▶ [About this task] Retype exactly the lines below, starting with the line that contains "What text is on this page?" and ending with the last line; leave out any pictures.

***** Material for this task *****

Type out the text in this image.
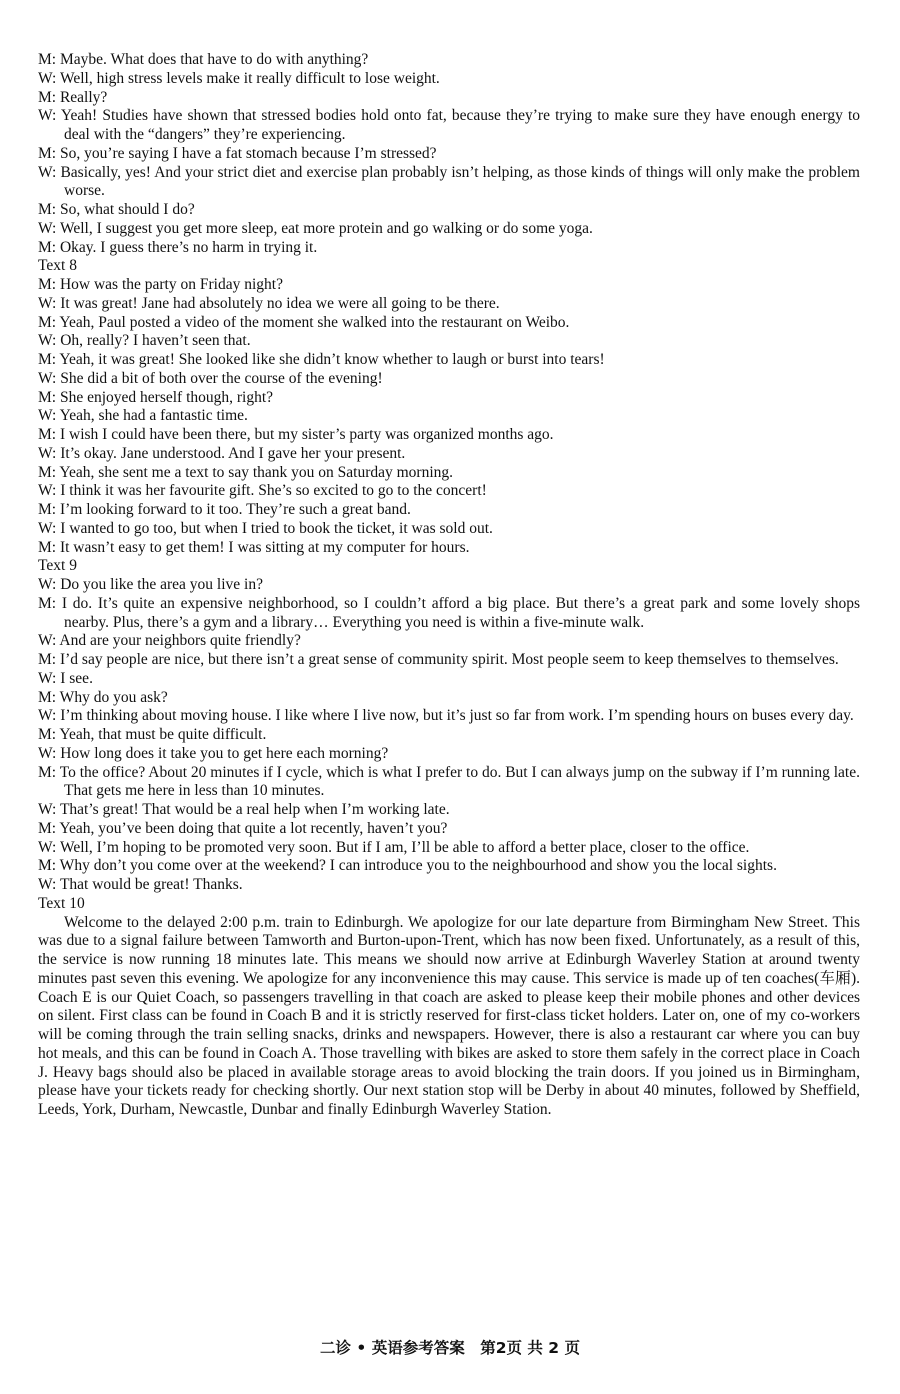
M: Maybe. What does that have to do with anything?
W: Well, high stress levels make it really difficult to lose weight.
M: Really?
W: Yeah! Studies have shown that stressed bodies hold onto fat, because they’re trying to make sure they have enough energy to deal with the “dangers” they’re experiencing.
M: So, you’re saying I have a fat stomach because I’m stressed?
W: Basically, yes! And your strict diet and exercise plan probably isn’t helping, as those kinds of things will only make the problem worse.
M: So, what should I do?
W: Well, I suggest you get more sleep, eat more protein and go walking or do some yoga.
M: Okay. I guess there’s no harm in trying it.
Text 8
M: How was the party on Friday night?
W: It was great! Jane had absolutely no idea we were all going to be there.
M: Yeah, Paul posted a video of the moment she walked into the restaurant on Weibo.
W: Oh, really? I haven’t seen that.
M: Yeah, it was great! She looked like she didn’t know whether to laugh or burst into tears!
W: She did a bit of both over the course of the evening!
M: She enjoyed herself though, right?
W: Yeah, she had a fantastic time.
M: I wish I could have been there, but my sister’s party was organized months ago.
W: It’s okay. Jane understood. And I gave her your present.
M: Yeah, she sent me a text to say thank you on Saturday morning.
W: I think it was her favourite gift. She’s so excited to go to the concert!
M: I’m looking forward to it too. They’re such a great band.
W: I wanted to go too, but when I tried to book the ticket, it was sold out.
M: It wasn’t easy to get them! I was sitting at my computer for hours.
Text 9
W: Do you like the area you live in?
M: I do. It’s quite an expensive neighborhood, so I couldn’t afford a big place. But there’s a great park and some lovely shops nearby. Plus, there’s a gym and a library… Everything you need is within a five-minute walk.
W: And are your neighbors quite friendly?
M: I’d say people are nice, but there isn’t a great sense of community spirit. Most people seem to keep themselves to themselves.
W: I see.
M: Why do you ask?
W: I’m thinking about moving house. I like where I live now, but it’s just so far from work. I’m spending hours on buses every day.
M: Yeah, that must be quite difficult.
W: How long does it take you to get here each morning?
M: To the office? About 20 minutes if I cycle, which is what I prefer to do. But I can always jump on the subway if I’m running late. That gets me here in less than 10 minutes.
W: That’s great! That would be a real help when I’m working late.
M: Yeah, you’ve been doing that quite a lot recently, haven’t you?
W: Well, I’m hoping to be promoted very soon. But if I am, I’ll be able to afford a better place, closer to the office.
M: Why don’t you come over at the weekend? I can introduce you to the neighbourhood and show you the local sights.
W: That would be great! Thanks.
Text 10
Welcome to the delayed 2:00 p.m. train to Edinburgh. We apologize for our late departure from Birmingham New Street. This was due to a signal failure between Tamworth and Burton-upon-Trent, which has now been fixed. Unfortunately, as a result of this, the service is now running 18 minutes late. This means we should now arrive at Edinburgh Waverley Station at around twenty minutes past seven this evening. We apologize for any inconvenience this may cause. This service is made up of ten coaches(车厢). Coach E is our Quiet Coach, so passengers travelling in that coach are asked to please keep their mobile phones and other devices on silent. First class can be found in Coach B and it is strictly reserved for first-class ticket holders. Later on, one of my co-workers will be coming through the train selling snacks, drinks and newspapers. However, there is also a restaurant car where you can buy hot meals, and this can be found in Coach A. Those travelling with bikes are asked to store them safely in the correct place in Coach J. Heavy bags should also be placed in available storage areas to avoid blocking the train doors. If you joined us in Birmingham, please have your tickets ready for checking shortly. Our next station stop will be Derby in about 40 minutes, followed by Sheffield, Leeds, York, Durham, Newcastle, Dunbar and finally Edinburgh Waverley Station.
二诊 • 英语参考答案　第2页 共 2 页
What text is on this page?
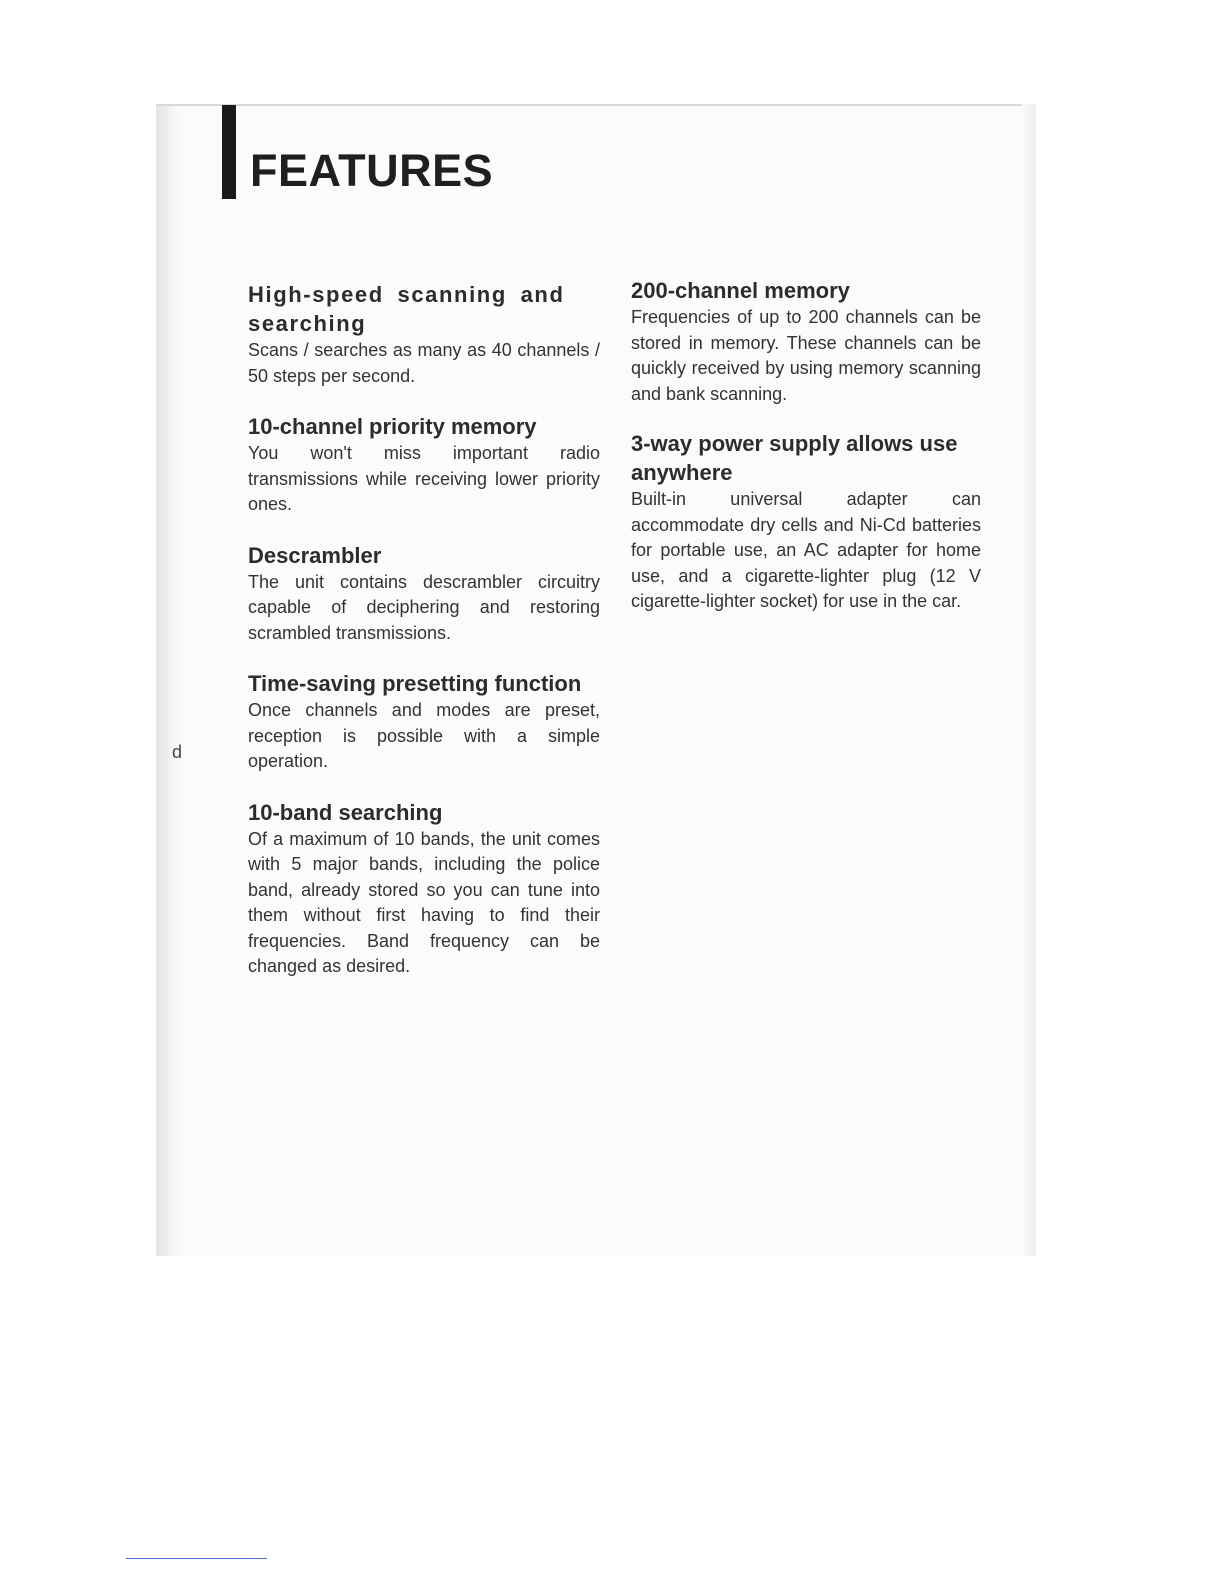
FEATURES
d
High-speed scanning and searching

Scans / searches as many as 40 channels / 50 steps per second.

10-channel priority memory

You won't miss important radio transmissions while receiving lower priority ones.

Descrambler

The unit contains descrambler circuitry capable of deciphering and restoring scrambled transmissions.

Time-saving presetting function

Once channels and modes are preset, reception is possible with a simple operation.

10-band searching

Of a maximum of 10 bands, the unit comes with 5 major bands, including the police band, already stored so you can tune into them without first having to find their frequencies. Band frequency can be changed as desired.

200-channel memory

Frequencies of up to 200 channels can be stored in memory. These channels can be quickly received by using memory scanning and bank scanning.

3-way power supply allows use anywhere

Built-in universal adapter can accommodate dry cells and Ni-Cd batteries for portable use, an AC adapter for home use, and a cigarette-lighter plug (12 V cigarette-lighter socket) for use in the car.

*****

▶ [Solution to the problem]
What text is on this page?
FEATURES
d
High-speed scanning and searching

Scans / searches as many as 40 channels / 50 steps per second.

10-channel priority memory

You won't miss important radio transmissions while receiving lower priority ones.

Descrambler

The unit contains descrambler circuitry capable of deciphering and restoring scrambled transmissions.

Time-saving presetting function

Once channels and modes are preset, reception is possible with a simple operation.

10-band searching

Of a maximum of 10 bands, the unit comes with 5 major bands, including the police band, already stored so you can tune into them without first having to find their frequencies. Band frequency can be changed as desired.

200-channel memory

Frequencies of up to 200 channels can be stored in memory. These channels can be quickly received by using memory scanning and bank scanning.

3-way power supply allows use anywhere

Built-in universal adapter can accommodate dry cells and Ni-Cd batteries for portable use, an AC adapter for home use, and a cigarette-lighter plug (12 V cigarette-lighter socket) for use in the car.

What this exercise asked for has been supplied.